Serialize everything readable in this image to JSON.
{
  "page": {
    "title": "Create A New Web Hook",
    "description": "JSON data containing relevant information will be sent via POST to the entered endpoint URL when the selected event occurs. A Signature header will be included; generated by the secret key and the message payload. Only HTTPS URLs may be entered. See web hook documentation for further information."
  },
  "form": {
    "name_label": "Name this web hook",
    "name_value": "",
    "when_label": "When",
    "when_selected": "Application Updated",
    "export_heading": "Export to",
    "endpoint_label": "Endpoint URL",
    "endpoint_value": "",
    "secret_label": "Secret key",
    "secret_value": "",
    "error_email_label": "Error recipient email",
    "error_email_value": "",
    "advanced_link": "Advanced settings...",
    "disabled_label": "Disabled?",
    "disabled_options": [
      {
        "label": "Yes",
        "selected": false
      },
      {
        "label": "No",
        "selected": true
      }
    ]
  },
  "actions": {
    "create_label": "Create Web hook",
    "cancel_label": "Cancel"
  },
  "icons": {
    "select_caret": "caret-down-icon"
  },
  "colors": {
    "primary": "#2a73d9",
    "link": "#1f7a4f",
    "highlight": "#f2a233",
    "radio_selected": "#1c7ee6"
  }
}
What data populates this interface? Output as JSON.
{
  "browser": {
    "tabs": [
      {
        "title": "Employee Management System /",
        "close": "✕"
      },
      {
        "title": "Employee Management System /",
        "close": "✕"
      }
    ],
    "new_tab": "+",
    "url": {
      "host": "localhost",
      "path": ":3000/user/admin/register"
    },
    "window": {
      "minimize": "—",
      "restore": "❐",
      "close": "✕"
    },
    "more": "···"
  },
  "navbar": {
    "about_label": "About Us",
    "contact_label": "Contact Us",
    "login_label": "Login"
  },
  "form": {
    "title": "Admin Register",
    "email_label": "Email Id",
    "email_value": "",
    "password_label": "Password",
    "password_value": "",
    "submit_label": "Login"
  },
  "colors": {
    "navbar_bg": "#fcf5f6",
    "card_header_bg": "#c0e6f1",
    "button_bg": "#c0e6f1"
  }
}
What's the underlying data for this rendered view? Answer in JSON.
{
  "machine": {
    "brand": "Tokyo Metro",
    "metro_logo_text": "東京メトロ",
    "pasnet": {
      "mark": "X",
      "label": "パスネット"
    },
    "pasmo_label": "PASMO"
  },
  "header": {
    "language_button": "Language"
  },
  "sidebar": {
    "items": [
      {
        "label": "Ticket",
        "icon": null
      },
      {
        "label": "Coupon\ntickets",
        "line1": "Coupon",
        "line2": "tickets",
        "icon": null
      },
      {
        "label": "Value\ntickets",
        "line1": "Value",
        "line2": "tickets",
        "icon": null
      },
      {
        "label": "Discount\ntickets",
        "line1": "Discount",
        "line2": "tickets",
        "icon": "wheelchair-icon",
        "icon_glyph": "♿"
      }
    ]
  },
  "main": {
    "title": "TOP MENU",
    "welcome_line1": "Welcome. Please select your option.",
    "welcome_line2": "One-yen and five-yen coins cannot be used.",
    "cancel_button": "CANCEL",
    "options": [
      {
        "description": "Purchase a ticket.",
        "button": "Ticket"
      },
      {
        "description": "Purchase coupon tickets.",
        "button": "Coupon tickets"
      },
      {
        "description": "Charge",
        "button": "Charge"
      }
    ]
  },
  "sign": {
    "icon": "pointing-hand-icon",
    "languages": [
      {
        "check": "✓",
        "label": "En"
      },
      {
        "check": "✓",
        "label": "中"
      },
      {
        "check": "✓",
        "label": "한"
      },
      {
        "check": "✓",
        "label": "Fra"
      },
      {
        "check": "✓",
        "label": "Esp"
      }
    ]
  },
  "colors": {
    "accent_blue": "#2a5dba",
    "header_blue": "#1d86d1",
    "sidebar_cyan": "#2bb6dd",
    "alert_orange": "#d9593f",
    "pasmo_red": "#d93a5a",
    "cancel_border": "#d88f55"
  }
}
|---|
WHAT YOU HAVE TO DO: Take the records above and return them exactly as written.

RESPONSE TO THE EXERCISE:
Serialize everything readable in this image to JSON.
{
  "page": {
    "title": "Create A New Web Hook",
    "description": "JSON data containing relevant information will be sent via POST to the entered endpoint URL when the selected event occurs. A Signature header will be included; generated by the secret key and the message payload. Only HTTPS URLs may be entered. See web hook documentation for further information."
  },
  "form": {
    "name_label": "Name this web hook",
    "name_value": "",
    "when_label": "When",
    "when_selected": "Application Updated",
    "export_heading": "Export to",
    "endpoint_label": "Endpoint URL",
    "endpoint_value": "",
    "secret_label": "Secret key",
    "secret_value": "",
    "error_email_label": "Error recipient email",
    "error_email_value": "",
    "advanced_link": "Advanced settings...",
    "disabled_label": "Disabled?",
    "disabled_options": [
      {
        "label": "Yes",
        "selected": false
      },
      {
        "label": "No",
        "selected": true
      }
    ]
  },
  "actions": {
    "create_label": "Create Web hook",
    "cancel_label": "Cancel"
  },
  "icons": {
    "select_caret": "caret-down-icon"
  },
  "colors": {
    "primary": "#2a73d9",
    "link": "#1f7a4f",
    "highlight": "#f2a233",
    "radio_selected": "#1c7ee6"
  }
}
What data populates this interface? Output as JSON.
{
  "browser": {
    "tabs": [
      {
        "title": "Employee Management System /",
        "close": "✕"
      },
      {
        "title": "Employee Management System /",
        "close": "✕"
      }
    ],
    "new_tab": "+",
    "url": {
      "host": "localhost",
      "path": ":3000/user/admin/register"
    },
    "window": {
      "minimize": "—",
      "restore": "❐",
      "close": "✕"
    },
    "more": "···"
  },
  "navbar": {
    "about_label": "About Us",
    "contact_label": "Contact Us",
    "login_label": "Login"
  },
  "form": {
    "title": "Admin Register",
    "email_label": "Email Id",
    "email_value": "",
    "password_label": "Password",
    "password_value": "",
    "submit_label": "Login"
  },
  "colors": {
    "navbar_bg": "#fcf5f6",
    "card_header_bg": "#c0e6f1",
    "button_bg": "#c0e6f1"
  }
}
What's the underlying data for this rendered view? Answer in JSON.
{
  "machine": {
    "brand": "Tokyo Metro",
    "metro_logo_text": "東京メトロ",
    "pasnet": {
      "mark": "X",
      "label": "パスネット"
    },
    "pasmo_label": "PASMO"
  },
  "header": {
    "language_button": "Language"
  },
  "sidebar": {
    "items": [
      {
        "label": "Ticket",
        "icon": null
      },
      {
        "label": "Coupon\ntickets",
        "line1": "Coupon",
        "line2": "tickets",
        "icon": null
      },
      {
        "label": "Value\ntickets",
        "line1": "Value",
        "line2": "tickets",
        "icon": null
      },
      {
        "label": "Discount\ntickets",
        "line1": "Discount",
        "line2": "tickets",
        "icon": "wheelchair-icon",
        "icon_glyph": "♿"
      }
    ]
  },
  "main": {
    "title": "TOP MENU",
    "welcome_line1": "Welcome. Please select your option.",
    "welcome_line2": "One-yen and five-yen coins cannot be used.",
    "cancel_button": "CANCEL",
    "options": [
      {
        "description": "Purchase a ticket.",
        "button": "Ticket"
      },
      {
        "description": "Purchase coupon tickets.",
        "button": "Coupon tickets"
      },
      {
        "description": "Charge",
        "button": "Charge"
      }
    ]
  },
  "sign": {
    "icon": "pointing-hand-icon",
    "languages": [
      {
        "check": "✓",
        "label": "En"
      },
      {
        "check": "✓",
        "label": "中"
      },
      {
        "check": "✓",
        "label": "한"
      },
      {
        "check": "✓",
        "label": "Fra"
      },
      {
        "check": "✓",
        "label": "Esp"
      }
    ]
  },
  "colors": {
    "accent_blue": "#2a5dba",
    "header_blue": "#1d86d1",
    "sidebar_cyan": "#2bb6dd",
    "alert_orange": "#d9593f",
    "pasmo_red": "#d93a5a",
    "cancel_border": "#d88f55"
  }
}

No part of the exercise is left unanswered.